Stated problem:
Repeat the whole listing below, word for word.

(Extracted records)
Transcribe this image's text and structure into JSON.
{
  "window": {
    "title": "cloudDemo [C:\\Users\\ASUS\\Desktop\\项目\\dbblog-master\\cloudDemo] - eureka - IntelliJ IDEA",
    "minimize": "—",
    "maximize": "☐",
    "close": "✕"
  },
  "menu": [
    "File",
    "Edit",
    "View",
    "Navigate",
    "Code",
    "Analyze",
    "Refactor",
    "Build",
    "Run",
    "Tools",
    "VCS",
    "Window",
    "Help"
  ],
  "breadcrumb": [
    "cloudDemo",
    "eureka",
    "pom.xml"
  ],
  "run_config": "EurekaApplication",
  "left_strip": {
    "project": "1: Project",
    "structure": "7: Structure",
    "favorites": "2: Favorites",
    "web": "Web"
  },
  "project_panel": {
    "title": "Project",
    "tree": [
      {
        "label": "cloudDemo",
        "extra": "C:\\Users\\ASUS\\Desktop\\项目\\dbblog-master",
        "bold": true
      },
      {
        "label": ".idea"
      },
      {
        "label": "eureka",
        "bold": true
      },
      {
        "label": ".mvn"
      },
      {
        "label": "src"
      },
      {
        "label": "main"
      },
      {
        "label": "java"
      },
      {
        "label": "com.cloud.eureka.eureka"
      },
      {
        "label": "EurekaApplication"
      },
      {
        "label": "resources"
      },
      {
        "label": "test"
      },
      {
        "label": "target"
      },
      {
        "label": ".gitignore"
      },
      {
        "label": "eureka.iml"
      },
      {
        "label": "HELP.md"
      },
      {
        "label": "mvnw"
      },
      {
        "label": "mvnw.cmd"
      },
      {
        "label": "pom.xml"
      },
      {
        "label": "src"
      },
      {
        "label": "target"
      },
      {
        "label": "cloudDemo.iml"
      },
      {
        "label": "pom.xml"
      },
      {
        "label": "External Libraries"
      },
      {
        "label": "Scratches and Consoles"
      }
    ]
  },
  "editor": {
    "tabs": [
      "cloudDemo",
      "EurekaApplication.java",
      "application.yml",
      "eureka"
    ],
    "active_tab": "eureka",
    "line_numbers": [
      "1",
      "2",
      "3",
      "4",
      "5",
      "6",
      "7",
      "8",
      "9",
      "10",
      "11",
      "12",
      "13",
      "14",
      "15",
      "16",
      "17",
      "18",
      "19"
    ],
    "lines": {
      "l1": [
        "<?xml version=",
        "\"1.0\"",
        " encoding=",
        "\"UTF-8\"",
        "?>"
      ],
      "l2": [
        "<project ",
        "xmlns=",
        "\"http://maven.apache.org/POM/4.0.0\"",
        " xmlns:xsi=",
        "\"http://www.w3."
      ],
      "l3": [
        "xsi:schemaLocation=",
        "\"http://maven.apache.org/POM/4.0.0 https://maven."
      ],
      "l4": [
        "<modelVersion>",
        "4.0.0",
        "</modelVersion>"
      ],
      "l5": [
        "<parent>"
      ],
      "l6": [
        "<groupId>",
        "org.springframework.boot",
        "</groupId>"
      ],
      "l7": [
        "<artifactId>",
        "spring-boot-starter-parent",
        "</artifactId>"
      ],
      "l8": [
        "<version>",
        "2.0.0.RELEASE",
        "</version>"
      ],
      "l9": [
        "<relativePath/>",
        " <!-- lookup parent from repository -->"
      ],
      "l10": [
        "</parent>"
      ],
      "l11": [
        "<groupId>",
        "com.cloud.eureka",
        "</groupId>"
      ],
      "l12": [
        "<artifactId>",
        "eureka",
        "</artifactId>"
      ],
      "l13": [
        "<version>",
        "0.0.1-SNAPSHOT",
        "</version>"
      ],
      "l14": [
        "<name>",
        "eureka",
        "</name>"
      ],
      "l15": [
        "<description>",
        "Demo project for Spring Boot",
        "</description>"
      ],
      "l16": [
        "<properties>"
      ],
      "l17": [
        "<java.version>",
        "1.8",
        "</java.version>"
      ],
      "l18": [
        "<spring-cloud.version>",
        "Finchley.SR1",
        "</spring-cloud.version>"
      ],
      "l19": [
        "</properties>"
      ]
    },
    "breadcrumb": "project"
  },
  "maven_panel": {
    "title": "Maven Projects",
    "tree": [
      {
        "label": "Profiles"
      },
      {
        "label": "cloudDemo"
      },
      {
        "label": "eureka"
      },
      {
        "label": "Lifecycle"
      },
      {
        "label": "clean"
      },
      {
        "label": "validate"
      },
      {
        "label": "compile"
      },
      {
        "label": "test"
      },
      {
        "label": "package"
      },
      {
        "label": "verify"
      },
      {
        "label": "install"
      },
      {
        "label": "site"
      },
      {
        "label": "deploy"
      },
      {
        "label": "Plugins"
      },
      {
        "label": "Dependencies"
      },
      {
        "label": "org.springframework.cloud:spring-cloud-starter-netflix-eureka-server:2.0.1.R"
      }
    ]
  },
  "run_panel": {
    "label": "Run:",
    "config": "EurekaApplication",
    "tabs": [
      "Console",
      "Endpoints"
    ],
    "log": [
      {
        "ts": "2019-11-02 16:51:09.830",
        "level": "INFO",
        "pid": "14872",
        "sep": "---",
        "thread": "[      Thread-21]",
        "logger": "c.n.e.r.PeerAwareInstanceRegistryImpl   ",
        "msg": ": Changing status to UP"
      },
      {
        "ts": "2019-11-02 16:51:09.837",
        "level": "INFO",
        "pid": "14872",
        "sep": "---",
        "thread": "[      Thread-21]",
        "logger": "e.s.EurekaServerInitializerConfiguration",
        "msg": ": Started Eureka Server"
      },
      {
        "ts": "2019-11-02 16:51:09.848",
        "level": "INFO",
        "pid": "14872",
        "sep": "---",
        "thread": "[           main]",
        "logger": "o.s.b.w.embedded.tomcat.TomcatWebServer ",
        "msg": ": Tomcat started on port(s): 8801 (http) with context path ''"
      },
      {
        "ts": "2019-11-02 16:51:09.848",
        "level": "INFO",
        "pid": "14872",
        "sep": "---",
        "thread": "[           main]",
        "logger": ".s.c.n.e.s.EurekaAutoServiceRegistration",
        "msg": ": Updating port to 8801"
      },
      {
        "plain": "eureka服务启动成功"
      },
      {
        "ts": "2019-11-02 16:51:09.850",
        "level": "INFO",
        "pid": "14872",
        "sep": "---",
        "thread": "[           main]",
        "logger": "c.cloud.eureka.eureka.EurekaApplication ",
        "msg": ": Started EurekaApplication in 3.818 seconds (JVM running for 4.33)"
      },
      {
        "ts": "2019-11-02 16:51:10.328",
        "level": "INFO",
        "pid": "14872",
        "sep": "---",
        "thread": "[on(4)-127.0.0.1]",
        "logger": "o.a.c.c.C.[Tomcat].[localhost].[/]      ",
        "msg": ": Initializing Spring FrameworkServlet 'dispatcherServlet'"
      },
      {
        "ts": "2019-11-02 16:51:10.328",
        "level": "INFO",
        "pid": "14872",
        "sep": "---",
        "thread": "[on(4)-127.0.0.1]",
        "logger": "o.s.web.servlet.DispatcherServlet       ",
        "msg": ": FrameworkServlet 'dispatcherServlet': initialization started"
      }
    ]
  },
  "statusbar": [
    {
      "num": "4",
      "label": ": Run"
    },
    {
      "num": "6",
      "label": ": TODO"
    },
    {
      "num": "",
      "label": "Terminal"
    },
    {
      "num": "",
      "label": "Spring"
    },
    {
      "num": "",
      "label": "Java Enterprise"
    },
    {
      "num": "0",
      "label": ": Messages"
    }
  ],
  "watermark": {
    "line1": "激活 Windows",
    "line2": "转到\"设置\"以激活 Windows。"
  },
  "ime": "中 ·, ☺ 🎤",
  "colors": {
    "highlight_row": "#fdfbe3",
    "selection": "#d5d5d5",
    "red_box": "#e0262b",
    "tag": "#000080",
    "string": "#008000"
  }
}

Exercise output:
Transcribe this image's text and structure into JSON.
{
  "window": {
    "title": "cloudDemo [C:\\Users\\ASUS\\Desktop\\项目\\dbblog-master\\cloudDemo] - eureka - IntelliJ IDEA",
    "minimize": "—",
    "maximize": "☐",
    "close": "✕"
  },
  "menu": [
    "File",
    "Edit",
    "View",
    "Navigate",
    "Code",
    "Analyze",
    "Refactor",
    "Build",
    "Run",
    "Tools",
    "VCS",
    "Window",
    "Help"
  ],
  "breadcrumb": [
    "cloudDemo",
    "eureka",
    "pom.xml"
  ],
  "run_config": "EurekaApplication",
  "left_strip": {
    "project": "1: Project",
    "structure": "7: Structure",
    "favorites": "2: Favorites",
    "web": "Web"
  },
  "project_panel": {
    "title": "Project",
    "tree": [
      {
        "label": "cloudDemo",
        "extra": "C:\\Users\\ASUS\\Desktop\\项目\\dbblog-master",
        "bold": true
      },
      {
        "label": ".idea"
      },
      {
        "label": "eureka",
        "bold": true
      },
      {
        "label": ".mvn"
      },
      {
        "label": "src"
      },
      {
        "label": "main"
      },
      {
        "label": "java"
      },
      {
        "label": "com.cloud.eureka.eureka"
      },
      {
        "label": "EurekaApplication"
      },
      {
        "label": "resources"
      },
      {
        "label": "test"
      },
      {
        "label": "target"
      },
      {
        "label": ".gitignore"
      },
      {
        "label": "eureka.iml"
      },
      {
        "label": "HELP.md"
      },
      {
        "label": "mvnw"
      },
      {
        "label": "mvnw.cmd"
      },
      {
        "label": "pom.xml"
      },
      {
        "label": "src"
      },
      {
        "label": "target"
      },
      {
        "label": "cloudDemo.iml"
      },
      {
        "label": "pom.xml"
      },
      {
        "label": "External Libraries"
      },
      {
        "label": "Scratches and Consoles"
      }
    ]
  },
  "editor": {
    "tabs": [
      "cloudDemo",
      "EurekaApplication.java",
      "application.yml",
      "eureka"
    ],
    "active_tab": "eureka",
    "line_numbers": [
      "1",
      "2",
      "3",
      "4",
      "5",
      "6",
      "7",
      "8",
      "9",
      "10",
      "11",
      "12",
      "13",
      "14",
      "15",
      "16",
      "17",
      "18",
      "19"
    ],
    "lines": {
      "l1": [
        "<?xml version=",
        "\"1.0\"",
        " encoding=",
        "\"UTF-8\"",
        "?>"
      ],
      "l2": [
        "<project ",
        "xmlns=",
        "\"http://maven.apache.org/POM/4.0.0\"",
        " xmlns:xsi=",
        "\"http://www.w3."
      ],
      "l3": [
        "xsi:schemaLocation=",
        "\"http://maven.apache.org/POM/4.0.0 https://maven."
      ],
      "l4": [
        "<modelVersion>",
        "4.0.0",
        "</modelVersion>"
      ],
      "l5": [
        "<parent>"
      ],
      "l6": [
        "<groupId>",
        "org.springframework.boot",
        "</groupId>"
      ],
      "l7": [
        "<artifactId>",
        "spring-boot-starter-parent",
        "</artifactId>"
      ],
      "l8": [
        "<version>",
        "2.0.0.RELEASE",
        "</version>"
      ],
      "l9": [
        "<relativePath/>",
        " <!-- lookup parent from repository -->"
      ],
      "l10": [
        "</parent>"
      ],
      "l11": [
        "<groupId>",
        "com.cloud.eureka",
        "</groupId>"
      ],
      "l12": [
        "<artifactId>",
        "eureka",
        "</artifactId>"
      ],
      "l13": [
        "<version>",
        "0.0.1-SNAPSHOT",
        "</version>"
      ],
      "l14": [
        "<name>",
        "eureka",
        "</name>"
      ],
      "l15": [
        "<description>",
        "Demo project for Spring Boot",
        "</description>"
      ],
      "l16": [
        "<properties>"
      ],
      "l17": [
        "<java.version>",
        "1.8",
        "</java.version>"
      ],
      "l18": [
        "<spring-cloud.version>",
        "Finchley.SR1",
        "</spring-cloud.version>"
      ],
      "l19": [
        "</properties>"
      ]
    },
    "breadcrumb": "project"
  },
  "maven_panel": {
    "title": "Maven Projects",
    "tree": [
      {
        "label": "Profiles"
      },
      {
        "label": "cloudDemo"
      },
      {
        "label": "eureka"
      },
      {
        "label": "Lifecycle"
      },
      {
        "label": "clean"
      },
      {
        "label": "validate"
      },
      {
        "label": "compile"
      },
      {
        "label": "test"
      },
      {
        "label": "package"
      },
      {
        "label": "verify"
      },
      {
        "label": "install"
      },
      {
        "label": "site"
      },
      {
        "label": "deploy"
      },
      {
        "label": "Plugins"
      },
      {
        "label": "Dependencies"
      },
      {
        "label": "org.springframework.cloud:spring-cloud-starter-netflix-eureka-server:2.0.1.R"
      }
    ]
  },
  "run_panel": {
    "label": "Run:",
    "config": "EurekaApplication",
    "tabs": [
      "Console",
      "Endpoints"
    ],
    "log": [
      {
        "ts": "2019-11-02 16:51:09.830",
        "level": "INFO",
        "pid": "14872",
        "sep": "---",
        "thread": "[      Thread-21]",
        "logger": "c.n.e.r.PeerAwareInstanceRegistryImpl   ",
        "msg": ": Changing status to UP"
      },
      {
        "ts": "2019-11-02 16:51:09.837",
        "level": "INFO",
        "pid": "14872",
        "sep": "---",
        "thread": "[      Thread-21]",
        "logger": "e.s.EurekaServerInitializerConfiguration",
        "msg": ": Started Eureka Server"
      },
      {
        "ts": "2019-11-02 16:51:09.848",
        "level": "INFO",
        "pid": "14872",
        "sep": "---",
        "thread": "[           main]",
        "logger": "o.s.b.w.embedded.tomcat.TomcatWebServer ",
        "msg": ": Tomcat started on port(s): 8801 (http) with context path ''"
      },
      {
        "ts": "2019-11-02 16:51:09.848",
        "level": "INFO",
        "pid": "14872",
        "sep": "---",
        "thread": "[           main]",
        "logger": ".s.c.n.e.s.EurekaAutoServiceRegistration",
        "msg": ": Updating port to 8801"
      },
      {
        "plain": "eureka服务启动成功"
      },
      {
        "ts": "2019-11-02 16:51:09.850",
        "level": "INFO",
        "pid": "14872",
        "sep": "---",
        "thread": "[           main]",
        "logger": "c.cloud.eureka.eureka.EurekaApplication ",
        "msg": ": Started EurekaApplication in 3.818 seconds (JVM running for 4.33)"
      },
      {
        "ts": "2019-11-02 16:51:10.328",
        "level": "INFO",
        "pid": "14872",
        "sep": "---",
        "thread": "[on(4)-127.0.0.1]",
        "logger": "o.a.c.c.C.[Tomcat].[localhost].[/]      ",
        "msg": ": Initializing Spring FrameworkServlet 'dispatcherServlet'"
      },
      {
        "ts": "2019-11-02 16:51:10.328",
        "level": "INFO",
        "pid": "14872",
        "sep": "---",
        "thread": "[on(4)-127.0.0.1]",
        "logger": "o.s.web.servlet.DispatcherServlet       ",
        "msg": ": FrameworkServlet 'dispatcherServlet': initialization started"
      }
    ]
  },
  "statusbar": [
    {
      "num": "4",
      "label": ": Run"
    },
    {
      "num": "6",
      "label": ": TODO"
    },
    {
      "num": "",
      "label": "Terminal"
    },
    {
      "num": "",
      "label": "Spring"
    },
    {
      "num": "",
      "label": "Java Enterprise"
    },
    {
      "num": "0",
      "label": ": Messages"
    }
  ],
  "watermark": {
    "line1": "激活 Windows",
    "line2": "转到\"设置\"以激活 Windows。"
  },
  "ime": "中 ·, ☺ 🎤",
  "colors": {
    "highlight_row": "#fdfbe3",
    "selection": "#d5d5d5",
    "red_box": "#e0262b",
    "tag": "#000080",
    "string": "#008000"
  }
}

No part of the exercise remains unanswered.